*TASK BRIEF*
Extract the complete listing and repeat it word for word.

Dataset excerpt
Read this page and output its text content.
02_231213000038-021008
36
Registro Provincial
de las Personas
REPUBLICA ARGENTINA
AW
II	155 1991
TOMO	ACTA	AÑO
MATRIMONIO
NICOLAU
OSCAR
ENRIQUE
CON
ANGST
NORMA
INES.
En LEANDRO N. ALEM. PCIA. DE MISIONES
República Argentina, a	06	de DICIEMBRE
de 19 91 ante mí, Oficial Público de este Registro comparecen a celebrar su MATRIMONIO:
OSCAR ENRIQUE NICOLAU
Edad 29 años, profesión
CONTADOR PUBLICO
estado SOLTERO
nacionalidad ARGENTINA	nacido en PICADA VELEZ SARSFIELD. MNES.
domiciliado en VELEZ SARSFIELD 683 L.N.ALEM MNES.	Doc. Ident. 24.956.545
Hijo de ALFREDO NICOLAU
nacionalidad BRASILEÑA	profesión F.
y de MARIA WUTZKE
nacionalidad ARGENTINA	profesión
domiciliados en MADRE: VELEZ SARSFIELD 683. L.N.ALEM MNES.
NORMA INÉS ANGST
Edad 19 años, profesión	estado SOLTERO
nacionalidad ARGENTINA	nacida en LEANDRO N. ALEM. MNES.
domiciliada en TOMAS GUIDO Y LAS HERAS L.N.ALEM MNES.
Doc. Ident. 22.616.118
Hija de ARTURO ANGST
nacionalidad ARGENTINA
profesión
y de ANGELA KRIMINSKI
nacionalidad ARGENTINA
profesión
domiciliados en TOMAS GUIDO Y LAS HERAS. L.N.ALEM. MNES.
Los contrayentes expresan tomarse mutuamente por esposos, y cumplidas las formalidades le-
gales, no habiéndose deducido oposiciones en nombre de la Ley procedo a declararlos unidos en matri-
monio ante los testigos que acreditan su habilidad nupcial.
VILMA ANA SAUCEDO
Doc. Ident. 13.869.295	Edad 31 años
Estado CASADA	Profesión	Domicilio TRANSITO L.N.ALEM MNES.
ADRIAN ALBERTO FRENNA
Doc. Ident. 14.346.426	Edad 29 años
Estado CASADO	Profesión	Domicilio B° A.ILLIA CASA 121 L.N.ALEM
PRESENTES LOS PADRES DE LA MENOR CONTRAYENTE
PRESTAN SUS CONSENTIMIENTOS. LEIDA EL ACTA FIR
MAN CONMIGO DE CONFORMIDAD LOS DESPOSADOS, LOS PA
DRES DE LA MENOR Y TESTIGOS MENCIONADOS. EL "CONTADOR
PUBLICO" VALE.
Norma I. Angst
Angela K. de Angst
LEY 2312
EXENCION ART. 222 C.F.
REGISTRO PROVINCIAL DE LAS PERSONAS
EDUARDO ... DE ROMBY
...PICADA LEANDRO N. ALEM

*COMPLETED TASK*
Read this page and output its text content.
02_231213000038-021008
36
Registro Provincial
de las Personas
REPUBLICA ARGENTINA
AW
II	155 1991
TOMO	ACTA	AÑO
MATRIMONIO
NICOLAU
OSCAR
ENRIQUE
CON
ANGST
NORMA
INES.
En LEANDRO N. ALEM. PCIA. DE MISIONES
República Argentina, a	06	de DICIEMBRE
de 19 91 ante mí, Oficial Público de este Registro comparecen a celebrar su MATRIMONIO:
OSCAR ENRIQUE NICOLAU
Edad 29 años, profesión
CONTADOR PUBLICO
estado SOLTERO
nacionalidad ARGENTINA	nacido en PICADA VELEZ SARSFIELD. MNES.
domiciliado en VELEZ SARSFIELD 683 L.N.ALEM MNES.	Doc. Ident. 24.956.545
Hijo de ALFREDO NICOLAU
nacionalidad BRASILEÑA	profesión F.
y de MARIA WUTZKE
nacionalidad ARGENTINA	profesión
domiciliados en MADRE: VELEZ SARSFIELD 683. L.N.ALEM MNES.
NORMA INÉS ANGST
Edad 19 años, profesión	estado SOLTERO
nacionalidad ARGENTINA	nacida en LEANDRO N. ALEM. MNES.
domiciliada en TOMAS GUIDO Y LAS HERAS L.N.ALEM MNES.
Doc. Ident. 22.616.118
Hija de ARTURO ANGST
nacionalidad ARGENTINA
profesión
y de ANGELA KRIMINSKI
nacionalidad ARGENTINA
profesión
domiciliados en TOMAS GUIDO Y LAS HERAS. L.N.ALEM. MNES.
Los contrayentes expresan tomarse mutuamente por esposos, y cumplidas las formalidades le-
gales, no habiéndose deducido oposiciones en nombre de la Ley procedo a declararlos unidos en matri-
monio ante los testigos que acreditan su habilidad nupcial.
VILMA ANA SAUCEDO
Doc. Ident. 13.869.295	Edad 31 años
Estado CASADA	Profesión	Domicilio TRANSITO L.N.ALEM MNES.
ADRIAN ALBERTO FRENNA
Doc. Ident. 14.346.426	Edad 29 años
Estado CASADO	Profesión	Domicilio B° A.ILLIA CASA 121 L.N.ALEM
PRESENTES LOS PADRES DE LA MENOR CONTRAYENTE
PRESTAN SUS CONSENTIMIENTOS. LEIDA EL ACTA FIR
MAN CONMIGO DE CONFORMIDAD LOS DESPOSADOS, LOS PA
DRES DE LA MENOR Y TESTIGOS MENCIONADOS. EL "CONTADOR
PUBLICO" VALE.
Norma I. Angst
Angela K. de Angst
LEY 2312
EXENCION ART. 222 C.F.
REGISTRO PROVINCIAL DE LAS PERSONAS
EDUARDO ... DE ROMBY
...PICADA LEANDRO N. ALEM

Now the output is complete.